> [WHAT IS ASKED]
Can you express the data from its first line through the line containing "y-tick-label: 0,5 [415,31,430,46]", both ends included, as a Markdown table with the columns Row and Line, leaving out any blank lines?

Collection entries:
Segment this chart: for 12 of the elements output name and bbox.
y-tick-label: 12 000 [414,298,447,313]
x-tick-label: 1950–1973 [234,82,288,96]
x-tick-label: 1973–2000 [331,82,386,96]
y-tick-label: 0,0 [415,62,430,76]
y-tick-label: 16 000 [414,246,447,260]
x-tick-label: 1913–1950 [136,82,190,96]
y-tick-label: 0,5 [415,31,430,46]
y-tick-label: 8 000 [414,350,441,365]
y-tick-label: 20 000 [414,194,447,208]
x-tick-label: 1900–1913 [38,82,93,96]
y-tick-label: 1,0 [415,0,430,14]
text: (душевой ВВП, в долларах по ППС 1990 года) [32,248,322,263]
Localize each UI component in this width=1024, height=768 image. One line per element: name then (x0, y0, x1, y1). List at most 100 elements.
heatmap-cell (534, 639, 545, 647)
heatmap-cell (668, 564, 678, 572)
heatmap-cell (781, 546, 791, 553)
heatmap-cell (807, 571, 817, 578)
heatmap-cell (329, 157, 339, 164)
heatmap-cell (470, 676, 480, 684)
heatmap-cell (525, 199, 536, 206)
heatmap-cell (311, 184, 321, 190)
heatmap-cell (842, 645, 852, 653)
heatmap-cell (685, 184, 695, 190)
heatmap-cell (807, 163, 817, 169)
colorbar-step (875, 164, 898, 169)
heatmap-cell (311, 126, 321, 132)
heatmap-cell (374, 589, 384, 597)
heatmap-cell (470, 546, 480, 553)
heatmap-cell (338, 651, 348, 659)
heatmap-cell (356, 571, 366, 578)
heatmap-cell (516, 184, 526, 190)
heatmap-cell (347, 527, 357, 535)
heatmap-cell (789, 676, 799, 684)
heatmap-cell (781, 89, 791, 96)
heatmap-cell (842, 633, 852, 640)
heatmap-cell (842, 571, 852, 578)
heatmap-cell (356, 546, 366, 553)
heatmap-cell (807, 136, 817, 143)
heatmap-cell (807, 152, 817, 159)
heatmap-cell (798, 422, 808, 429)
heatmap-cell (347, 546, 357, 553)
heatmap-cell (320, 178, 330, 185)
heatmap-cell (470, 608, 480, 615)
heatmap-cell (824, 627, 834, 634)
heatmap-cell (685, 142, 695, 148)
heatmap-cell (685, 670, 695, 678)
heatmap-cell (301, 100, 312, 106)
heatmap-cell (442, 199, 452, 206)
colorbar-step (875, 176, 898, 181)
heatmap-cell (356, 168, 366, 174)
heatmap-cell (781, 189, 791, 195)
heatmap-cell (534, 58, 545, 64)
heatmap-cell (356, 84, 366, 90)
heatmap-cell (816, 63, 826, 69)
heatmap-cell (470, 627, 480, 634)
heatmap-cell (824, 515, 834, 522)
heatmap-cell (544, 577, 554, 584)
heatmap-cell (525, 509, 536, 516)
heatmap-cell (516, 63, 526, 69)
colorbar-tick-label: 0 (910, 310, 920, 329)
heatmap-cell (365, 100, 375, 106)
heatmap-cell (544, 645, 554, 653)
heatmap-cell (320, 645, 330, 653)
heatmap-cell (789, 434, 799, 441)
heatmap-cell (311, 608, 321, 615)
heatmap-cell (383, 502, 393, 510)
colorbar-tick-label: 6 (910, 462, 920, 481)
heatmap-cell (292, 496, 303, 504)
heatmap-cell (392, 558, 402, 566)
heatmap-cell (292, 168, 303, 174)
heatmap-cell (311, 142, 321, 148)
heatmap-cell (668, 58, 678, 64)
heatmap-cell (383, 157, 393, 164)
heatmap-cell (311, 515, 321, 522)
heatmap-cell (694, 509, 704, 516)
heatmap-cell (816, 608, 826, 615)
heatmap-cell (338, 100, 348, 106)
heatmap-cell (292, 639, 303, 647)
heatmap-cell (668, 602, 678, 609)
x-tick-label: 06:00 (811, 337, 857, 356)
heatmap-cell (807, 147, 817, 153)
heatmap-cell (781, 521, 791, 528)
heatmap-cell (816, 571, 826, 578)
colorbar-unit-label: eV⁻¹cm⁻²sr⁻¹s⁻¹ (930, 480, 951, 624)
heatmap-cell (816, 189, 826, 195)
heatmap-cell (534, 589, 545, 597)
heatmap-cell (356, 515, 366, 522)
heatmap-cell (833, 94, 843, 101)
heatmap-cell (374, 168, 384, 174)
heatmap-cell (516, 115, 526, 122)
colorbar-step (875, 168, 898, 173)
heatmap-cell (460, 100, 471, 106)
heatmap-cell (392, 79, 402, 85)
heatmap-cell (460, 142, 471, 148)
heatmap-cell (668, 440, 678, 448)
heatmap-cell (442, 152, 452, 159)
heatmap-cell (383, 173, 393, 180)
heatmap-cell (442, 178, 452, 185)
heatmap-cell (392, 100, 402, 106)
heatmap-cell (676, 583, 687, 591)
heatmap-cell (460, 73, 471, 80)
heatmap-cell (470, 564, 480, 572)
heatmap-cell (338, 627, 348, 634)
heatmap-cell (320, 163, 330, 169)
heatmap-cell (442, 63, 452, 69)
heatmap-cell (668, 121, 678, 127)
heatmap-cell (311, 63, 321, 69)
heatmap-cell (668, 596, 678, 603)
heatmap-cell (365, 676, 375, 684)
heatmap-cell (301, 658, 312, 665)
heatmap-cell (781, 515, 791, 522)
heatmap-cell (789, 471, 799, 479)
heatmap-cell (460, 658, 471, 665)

> [EXERCISE OUTPUT]
| Row | Line |
|---|---|
| 1 | Segment this chart: for 12 of the elements output name and bbox. |
| 2 | y-tick-label: 12 000 [414,298,447,313] |
| 3 | x-tick-label: 1950–1973 [234,82,288,96] |
| 4 | x-tick-label: 1973–2000 [331,82,386,96] |
| 5 | y-tick-label: 0,0 [415,62,430,76] |
| 6 | y-tick-label: 16 000 [414,246,447,260] |
| 7 | x-tick-label: 1913–1950 [136,82,190,96] |
| 8 | y-tick-label: 0,5 [415,31,430,46] |